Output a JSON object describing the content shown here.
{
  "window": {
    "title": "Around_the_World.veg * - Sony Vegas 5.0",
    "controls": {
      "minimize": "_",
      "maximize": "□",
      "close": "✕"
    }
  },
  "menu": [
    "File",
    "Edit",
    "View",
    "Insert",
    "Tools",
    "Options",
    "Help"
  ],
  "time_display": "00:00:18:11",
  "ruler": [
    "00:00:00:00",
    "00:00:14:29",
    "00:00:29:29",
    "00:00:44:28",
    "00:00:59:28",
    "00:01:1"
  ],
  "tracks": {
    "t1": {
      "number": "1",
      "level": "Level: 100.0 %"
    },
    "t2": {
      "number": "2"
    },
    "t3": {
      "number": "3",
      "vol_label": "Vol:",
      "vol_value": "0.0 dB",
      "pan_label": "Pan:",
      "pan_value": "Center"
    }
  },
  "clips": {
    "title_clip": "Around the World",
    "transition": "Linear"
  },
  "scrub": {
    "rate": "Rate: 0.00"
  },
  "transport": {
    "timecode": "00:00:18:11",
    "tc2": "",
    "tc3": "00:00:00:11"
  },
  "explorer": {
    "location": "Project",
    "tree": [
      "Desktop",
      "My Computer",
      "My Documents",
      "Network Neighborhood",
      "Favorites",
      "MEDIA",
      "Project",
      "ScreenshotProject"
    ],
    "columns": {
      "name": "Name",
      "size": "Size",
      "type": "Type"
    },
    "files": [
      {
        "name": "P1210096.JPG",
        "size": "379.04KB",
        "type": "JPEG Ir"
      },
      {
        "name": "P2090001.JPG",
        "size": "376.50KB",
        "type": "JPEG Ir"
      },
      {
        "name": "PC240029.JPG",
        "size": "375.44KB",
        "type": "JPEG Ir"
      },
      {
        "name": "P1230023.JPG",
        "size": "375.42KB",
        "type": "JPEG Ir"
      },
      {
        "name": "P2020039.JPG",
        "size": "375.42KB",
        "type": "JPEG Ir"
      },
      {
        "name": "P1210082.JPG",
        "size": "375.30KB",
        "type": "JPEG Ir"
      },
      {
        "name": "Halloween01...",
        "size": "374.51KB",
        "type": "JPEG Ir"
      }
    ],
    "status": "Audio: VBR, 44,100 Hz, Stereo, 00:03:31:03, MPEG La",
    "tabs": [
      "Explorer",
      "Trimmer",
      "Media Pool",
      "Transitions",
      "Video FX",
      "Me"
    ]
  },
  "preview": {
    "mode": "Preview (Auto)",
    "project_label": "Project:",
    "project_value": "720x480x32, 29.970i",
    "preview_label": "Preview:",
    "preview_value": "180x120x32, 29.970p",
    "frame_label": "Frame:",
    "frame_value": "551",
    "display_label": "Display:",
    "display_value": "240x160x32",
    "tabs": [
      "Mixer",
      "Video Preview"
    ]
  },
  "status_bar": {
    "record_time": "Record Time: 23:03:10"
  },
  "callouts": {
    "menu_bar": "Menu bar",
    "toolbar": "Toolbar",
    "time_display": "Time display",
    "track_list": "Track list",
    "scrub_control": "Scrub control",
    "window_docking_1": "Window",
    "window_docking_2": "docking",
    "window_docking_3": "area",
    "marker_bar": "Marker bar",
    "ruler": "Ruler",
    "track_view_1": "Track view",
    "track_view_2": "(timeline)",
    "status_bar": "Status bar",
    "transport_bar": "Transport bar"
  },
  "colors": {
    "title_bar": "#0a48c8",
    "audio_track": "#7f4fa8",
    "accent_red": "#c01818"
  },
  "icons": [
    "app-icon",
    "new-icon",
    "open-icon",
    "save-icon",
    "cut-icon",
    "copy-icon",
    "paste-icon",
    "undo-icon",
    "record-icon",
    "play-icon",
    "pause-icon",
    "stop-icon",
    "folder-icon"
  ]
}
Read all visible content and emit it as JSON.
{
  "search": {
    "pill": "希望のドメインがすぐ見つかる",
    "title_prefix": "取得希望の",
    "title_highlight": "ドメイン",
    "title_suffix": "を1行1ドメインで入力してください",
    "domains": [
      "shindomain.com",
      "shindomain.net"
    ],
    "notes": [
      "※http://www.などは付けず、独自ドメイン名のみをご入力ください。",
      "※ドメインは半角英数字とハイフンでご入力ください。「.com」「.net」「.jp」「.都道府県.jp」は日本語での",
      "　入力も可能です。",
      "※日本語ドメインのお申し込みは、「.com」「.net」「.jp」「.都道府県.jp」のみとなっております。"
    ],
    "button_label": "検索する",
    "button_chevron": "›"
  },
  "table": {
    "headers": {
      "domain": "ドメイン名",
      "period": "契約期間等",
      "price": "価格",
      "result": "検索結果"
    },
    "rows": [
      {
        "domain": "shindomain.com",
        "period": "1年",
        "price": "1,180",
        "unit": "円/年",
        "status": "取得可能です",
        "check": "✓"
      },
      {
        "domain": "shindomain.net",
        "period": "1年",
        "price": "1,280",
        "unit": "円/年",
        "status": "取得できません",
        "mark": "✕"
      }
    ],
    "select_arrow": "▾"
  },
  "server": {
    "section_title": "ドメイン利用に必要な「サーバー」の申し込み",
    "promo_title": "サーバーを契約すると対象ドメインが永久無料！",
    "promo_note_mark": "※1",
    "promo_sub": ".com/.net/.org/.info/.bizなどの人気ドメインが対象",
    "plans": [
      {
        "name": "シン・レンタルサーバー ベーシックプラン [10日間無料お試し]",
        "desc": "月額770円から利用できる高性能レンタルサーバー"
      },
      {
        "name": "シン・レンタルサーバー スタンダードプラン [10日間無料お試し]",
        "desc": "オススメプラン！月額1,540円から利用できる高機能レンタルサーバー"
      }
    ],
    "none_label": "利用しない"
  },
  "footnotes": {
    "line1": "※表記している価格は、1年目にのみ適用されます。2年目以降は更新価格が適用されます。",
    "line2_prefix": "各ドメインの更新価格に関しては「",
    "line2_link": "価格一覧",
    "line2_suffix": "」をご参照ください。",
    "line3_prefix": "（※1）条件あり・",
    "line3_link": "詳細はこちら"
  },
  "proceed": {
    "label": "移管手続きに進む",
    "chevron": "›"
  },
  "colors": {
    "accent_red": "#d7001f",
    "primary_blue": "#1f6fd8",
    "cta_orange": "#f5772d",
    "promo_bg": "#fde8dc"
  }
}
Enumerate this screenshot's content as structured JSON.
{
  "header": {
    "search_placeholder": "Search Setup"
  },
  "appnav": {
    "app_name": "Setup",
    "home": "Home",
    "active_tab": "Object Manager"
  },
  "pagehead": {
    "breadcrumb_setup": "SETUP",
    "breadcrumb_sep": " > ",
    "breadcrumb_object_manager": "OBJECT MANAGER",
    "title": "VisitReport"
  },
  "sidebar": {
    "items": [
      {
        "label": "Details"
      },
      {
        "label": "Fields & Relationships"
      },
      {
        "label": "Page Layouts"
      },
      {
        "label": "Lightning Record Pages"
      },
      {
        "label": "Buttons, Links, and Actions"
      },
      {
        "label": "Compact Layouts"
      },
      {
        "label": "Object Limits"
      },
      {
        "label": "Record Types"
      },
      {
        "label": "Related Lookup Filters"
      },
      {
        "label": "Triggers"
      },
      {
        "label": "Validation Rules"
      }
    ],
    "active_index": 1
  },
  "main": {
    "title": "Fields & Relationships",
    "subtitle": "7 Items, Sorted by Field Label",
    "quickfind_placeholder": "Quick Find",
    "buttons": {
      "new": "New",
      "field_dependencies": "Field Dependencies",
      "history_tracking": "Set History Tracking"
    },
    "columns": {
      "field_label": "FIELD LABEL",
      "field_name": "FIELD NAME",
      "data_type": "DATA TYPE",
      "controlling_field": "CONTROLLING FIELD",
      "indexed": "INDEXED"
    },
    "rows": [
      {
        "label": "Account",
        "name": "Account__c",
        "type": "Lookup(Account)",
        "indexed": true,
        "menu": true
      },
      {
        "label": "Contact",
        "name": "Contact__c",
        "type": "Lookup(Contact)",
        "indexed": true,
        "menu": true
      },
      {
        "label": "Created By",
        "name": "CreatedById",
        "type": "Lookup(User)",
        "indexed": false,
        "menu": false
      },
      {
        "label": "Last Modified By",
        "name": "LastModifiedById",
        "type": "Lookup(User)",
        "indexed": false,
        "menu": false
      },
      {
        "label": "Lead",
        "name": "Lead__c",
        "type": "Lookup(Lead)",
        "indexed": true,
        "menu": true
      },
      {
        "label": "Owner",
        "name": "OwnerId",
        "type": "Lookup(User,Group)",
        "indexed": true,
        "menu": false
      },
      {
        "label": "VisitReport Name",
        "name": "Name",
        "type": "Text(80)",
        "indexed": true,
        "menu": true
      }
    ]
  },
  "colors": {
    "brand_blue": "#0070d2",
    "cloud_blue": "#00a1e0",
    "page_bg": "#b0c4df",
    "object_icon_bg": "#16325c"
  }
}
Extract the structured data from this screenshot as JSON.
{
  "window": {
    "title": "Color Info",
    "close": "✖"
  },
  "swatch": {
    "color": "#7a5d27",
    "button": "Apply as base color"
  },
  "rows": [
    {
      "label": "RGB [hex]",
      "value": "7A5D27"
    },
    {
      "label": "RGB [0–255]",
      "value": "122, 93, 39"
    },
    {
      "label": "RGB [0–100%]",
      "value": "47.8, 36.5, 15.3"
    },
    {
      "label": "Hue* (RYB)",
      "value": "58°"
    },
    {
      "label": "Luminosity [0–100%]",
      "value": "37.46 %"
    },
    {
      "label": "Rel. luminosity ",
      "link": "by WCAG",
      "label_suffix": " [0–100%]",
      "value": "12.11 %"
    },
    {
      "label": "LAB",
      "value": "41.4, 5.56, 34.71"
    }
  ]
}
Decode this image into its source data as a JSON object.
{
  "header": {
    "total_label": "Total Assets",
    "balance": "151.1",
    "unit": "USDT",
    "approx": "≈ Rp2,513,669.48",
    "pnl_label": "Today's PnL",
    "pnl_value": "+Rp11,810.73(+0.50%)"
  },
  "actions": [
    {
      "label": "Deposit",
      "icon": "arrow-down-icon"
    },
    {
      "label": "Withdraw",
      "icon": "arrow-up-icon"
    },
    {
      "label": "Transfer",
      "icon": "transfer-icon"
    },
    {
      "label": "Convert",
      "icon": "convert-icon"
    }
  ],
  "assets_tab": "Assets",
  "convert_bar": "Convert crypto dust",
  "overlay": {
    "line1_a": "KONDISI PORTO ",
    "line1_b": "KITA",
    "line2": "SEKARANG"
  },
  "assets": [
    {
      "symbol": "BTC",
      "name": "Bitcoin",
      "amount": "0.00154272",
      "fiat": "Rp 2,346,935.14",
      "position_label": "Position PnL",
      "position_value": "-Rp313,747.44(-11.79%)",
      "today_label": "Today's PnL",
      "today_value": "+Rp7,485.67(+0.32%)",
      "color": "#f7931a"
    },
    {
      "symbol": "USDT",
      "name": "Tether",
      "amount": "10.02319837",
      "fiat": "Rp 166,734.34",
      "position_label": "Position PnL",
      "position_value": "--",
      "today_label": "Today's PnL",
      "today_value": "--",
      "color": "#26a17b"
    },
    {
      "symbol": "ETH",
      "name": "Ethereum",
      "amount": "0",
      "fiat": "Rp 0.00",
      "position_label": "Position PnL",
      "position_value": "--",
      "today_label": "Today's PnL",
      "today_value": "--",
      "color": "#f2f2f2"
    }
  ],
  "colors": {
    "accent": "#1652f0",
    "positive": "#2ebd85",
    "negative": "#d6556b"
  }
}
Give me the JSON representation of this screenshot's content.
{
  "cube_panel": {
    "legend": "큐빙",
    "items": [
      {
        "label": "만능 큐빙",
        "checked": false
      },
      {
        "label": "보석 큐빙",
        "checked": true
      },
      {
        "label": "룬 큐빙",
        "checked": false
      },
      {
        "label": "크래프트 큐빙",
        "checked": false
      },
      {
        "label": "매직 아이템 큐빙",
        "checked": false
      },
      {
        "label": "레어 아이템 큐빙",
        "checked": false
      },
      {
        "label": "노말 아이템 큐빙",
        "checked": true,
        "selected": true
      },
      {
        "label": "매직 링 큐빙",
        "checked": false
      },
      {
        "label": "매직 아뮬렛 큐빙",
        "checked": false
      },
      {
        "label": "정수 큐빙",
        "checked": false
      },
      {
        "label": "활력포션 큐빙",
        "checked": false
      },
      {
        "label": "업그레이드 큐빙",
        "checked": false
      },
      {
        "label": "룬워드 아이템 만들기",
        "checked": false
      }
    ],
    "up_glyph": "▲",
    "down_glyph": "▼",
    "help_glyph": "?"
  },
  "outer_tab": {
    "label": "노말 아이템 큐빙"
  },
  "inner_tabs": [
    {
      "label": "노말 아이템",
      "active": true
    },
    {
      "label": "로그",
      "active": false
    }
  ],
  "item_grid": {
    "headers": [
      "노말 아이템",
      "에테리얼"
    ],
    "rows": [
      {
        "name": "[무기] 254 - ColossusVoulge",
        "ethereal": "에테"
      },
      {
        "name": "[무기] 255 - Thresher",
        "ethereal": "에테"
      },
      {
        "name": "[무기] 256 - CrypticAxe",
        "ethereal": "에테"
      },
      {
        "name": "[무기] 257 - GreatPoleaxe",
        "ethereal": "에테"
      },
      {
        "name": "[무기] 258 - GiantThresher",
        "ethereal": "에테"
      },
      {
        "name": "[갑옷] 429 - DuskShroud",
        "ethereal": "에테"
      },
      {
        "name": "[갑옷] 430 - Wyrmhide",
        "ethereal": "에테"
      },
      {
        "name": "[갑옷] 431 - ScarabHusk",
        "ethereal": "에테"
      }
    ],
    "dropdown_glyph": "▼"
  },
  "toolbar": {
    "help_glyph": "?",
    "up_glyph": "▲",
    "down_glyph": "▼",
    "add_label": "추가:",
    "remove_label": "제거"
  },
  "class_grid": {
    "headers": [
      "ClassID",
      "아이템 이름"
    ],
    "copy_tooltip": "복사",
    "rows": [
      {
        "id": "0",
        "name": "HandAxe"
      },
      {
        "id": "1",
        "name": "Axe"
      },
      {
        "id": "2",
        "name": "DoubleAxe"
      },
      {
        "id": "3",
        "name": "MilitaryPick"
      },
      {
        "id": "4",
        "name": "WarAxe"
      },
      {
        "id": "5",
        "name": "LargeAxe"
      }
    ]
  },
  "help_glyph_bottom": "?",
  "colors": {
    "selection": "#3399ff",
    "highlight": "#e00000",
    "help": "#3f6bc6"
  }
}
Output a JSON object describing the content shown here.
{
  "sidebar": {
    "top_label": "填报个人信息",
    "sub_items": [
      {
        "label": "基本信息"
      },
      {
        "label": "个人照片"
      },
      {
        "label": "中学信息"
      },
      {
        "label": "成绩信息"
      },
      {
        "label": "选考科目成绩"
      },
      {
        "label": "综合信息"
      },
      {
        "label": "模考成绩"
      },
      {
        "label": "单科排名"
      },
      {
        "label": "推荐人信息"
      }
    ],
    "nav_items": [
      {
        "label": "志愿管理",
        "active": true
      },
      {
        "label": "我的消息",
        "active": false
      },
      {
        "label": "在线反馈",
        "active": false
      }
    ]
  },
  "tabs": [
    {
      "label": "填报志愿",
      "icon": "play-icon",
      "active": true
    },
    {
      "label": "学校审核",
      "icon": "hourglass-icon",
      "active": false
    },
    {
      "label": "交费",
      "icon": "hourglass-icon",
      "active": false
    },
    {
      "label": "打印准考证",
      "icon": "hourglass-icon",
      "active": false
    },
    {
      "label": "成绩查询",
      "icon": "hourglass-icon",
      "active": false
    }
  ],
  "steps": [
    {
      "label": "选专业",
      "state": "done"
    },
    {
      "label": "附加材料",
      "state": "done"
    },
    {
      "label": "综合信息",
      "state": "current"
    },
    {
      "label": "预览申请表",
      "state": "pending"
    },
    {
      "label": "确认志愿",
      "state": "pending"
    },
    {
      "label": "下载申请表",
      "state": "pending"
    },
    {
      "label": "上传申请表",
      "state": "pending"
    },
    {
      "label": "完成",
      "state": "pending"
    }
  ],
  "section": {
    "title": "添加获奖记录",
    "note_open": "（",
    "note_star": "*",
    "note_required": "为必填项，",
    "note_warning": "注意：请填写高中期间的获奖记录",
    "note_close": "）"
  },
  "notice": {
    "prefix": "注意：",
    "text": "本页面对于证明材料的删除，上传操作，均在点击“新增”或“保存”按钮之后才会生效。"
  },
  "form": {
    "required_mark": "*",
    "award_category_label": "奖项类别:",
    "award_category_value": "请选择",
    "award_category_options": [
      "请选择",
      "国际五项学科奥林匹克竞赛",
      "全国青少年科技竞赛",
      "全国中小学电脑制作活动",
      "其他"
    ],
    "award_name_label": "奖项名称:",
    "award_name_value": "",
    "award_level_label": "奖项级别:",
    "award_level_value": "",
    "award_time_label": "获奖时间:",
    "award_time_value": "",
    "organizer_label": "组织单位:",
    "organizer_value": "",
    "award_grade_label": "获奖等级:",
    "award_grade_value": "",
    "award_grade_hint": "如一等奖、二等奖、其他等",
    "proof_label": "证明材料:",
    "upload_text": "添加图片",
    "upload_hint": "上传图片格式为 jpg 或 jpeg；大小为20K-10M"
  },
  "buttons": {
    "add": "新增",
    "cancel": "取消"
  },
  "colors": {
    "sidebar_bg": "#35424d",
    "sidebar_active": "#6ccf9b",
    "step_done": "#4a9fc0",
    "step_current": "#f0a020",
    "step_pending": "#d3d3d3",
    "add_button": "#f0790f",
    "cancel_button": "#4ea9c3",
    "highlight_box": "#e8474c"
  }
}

■ WRITTEN EXERCISE: Copy each line above containing the string "Relationships".

■ SOLVED EXERCISE:
        "label": "Fields & Relationships"
    "title": "Fields & Relationships",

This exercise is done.